Job
Every line must be returned precisely as it is written.

Extracted records
● ● ● ● ● ● ●

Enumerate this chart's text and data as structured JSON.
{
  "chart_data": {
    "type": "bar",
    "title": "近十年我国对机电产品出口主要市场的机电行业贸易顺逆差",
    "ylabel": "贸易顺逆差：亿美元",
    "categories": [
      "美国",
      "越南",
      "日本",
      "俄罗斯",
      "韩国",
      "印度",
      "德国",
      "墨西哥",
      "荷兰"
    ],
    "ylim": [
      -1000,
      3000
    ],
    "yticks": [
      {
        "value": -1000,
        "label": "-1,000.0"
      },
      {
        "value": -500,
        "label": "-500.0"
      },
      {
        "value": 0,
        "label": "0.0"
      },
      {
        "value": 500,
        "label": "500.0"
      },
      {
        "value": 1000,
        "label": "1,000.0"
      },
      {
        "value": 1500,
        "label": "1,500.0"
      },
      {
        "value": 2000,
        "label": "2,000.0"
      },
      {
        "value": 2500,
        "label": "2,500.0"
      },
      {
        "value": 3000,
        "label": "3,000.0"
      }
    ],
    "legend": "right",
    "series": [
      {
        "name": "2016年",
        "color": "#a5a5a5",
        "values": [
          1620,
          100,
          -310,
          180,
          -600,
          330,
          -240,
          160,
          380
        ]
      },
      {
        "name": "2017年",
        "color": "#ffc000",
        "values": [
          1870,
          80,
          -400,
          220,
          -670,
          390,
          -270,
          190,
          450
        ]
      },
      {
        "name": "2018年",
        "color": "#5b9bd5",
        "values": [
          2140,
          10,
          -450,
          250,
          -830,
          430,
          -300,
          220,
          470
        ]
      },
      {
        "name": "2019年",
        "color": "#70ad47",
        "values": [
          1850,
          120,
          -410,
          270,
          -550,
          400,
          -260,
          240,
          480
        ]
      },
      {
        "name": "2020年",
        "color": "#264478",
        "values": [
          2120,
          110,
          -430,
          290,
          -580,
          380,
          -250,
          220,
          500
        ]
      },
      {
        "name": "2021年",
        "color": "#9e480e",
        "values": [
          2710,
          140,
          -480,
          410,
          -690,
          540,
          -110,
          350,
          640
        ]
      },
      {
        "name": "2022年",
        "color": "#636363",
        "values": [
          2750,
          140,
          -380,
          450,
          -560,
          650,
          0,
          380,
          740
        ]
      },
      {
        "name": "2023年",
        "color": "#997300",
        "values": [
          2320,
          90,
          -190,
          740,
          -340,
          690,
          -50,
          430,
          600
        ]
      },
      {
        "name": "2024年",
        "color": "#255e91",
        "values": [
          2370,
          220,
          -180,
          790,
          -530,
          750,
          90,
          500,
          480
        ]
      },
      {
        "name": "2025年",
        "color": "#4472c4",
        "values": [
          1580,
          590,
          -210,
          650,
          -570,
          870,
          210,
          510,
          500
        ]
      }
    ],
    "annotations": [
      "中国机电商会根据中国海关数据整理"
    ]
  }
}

● ● ● ● ● ● ●

Result
Enumerate this chart's text and data as structured JSON.
{
  "chart_data": {
    "type": "bar",
    "title": "近十年我国对机电产品出口主要市场的机电行业贸易顺逆差",
    "ylabel": "贸易顺逆差：亿美元",
    "categories": [
      "美国",
      "越南",
      "日本",
      "俄罗斯",
      "韩国",
      "印度",
      "德国",
      "墨西哥",
      "荷兰"
    ],
    "ylim": [
      -1000,
      3000
    ],
    "yticks": [
      {
        "value": -1000,
        "label": "-1,000.0"
      },
      {
        "value": -500,
        "label": "-500.0"
      },
      {
        "value": 0,
        "label": "0.0"
      },
      {
        "value": 500,
        "label": "500.0"
      },
      {
        "value": 1000,
        "label": "1,000.0"
      },
      {
        "value": 1500,
        "label": "1,500.0"
      },
      {
        "value": 2000,
        "label": "2,000.0"
      },
      {
        "value": 2500,
        "label": "2,500.0"
      },
      {
        "value": 3000,
        "label": "3,000.0"
      }
    ],
    "legend": "right",
    "series": [
      {
        "name": "2016年",
        "color": "#a5a5a5",
        "values": [
          1620,
          100,
          -310,
          180,
          -600,
          330,
          -240,
          160,
          380
        ]
      },
      {
        "name": "2017年",
        "color": "#ffc000",
        "values": [
          1870,
          80,
          -400,
          220,
          -670,
          390,
          -270,
          190,
          450
        ]
      },
      {
        "name": "2018年",
        "color": "#5b9bd5",
        "values": [
          2140,
          10,
          -450,
          250,
          -830,
          430,
          -300,
          220,
          470
        ]
      },
      {
        "name": "2019年",
        "color": "#70ad47",
        "values": [
          1850,
          120,
          -410,
          270,
          -550,
          400,
          -260,
          240,
          480
        ]
      },
      {
        "name": "2020年",
        "color": "#264478",
        "values": [
          2120,
          110,
          -430,
          290,
          -580,
          380,
          -250,
          220,
          500
        ]
      },
      {
        "name": "2021年",
        "color": "#9e480e",
        "values": [
          2710,
          140,
          -480,
          410,
          -690,
          540,
          -110,
          350,
          640
        ]
      },
      {
        "name": "2022年",
        "color": "#636363",
        "values": [
          2750,
          140,
          -380,
          450,
          -560,
          650,
          0,
          380,
          740
        ]
      },
      {
        "name": "2023年",
        "color": "#997300",
        "values": [
          2320,
          90,
          -190,
          740,
          -340,
          690,
          -50,
          430,
          600
        ]
      },
      {
        "name": "2024年",
        "color": "#255e91",
        "values": [
          2370,
          220,
          -180,
          790,
          -530,
          750,
          90,
          500,
          480
        ]
      },
      {
        "name": "2025年",
        "color": "#4472c4",
        "values": [
          1580,
          590,
          -210,
          650,
          -570,
          870,
          210,
          510,
          500
        ]
      }
    ],
    "annotations": [
      "中国机电商会根据中国海关数据整理"
    ]
  }
}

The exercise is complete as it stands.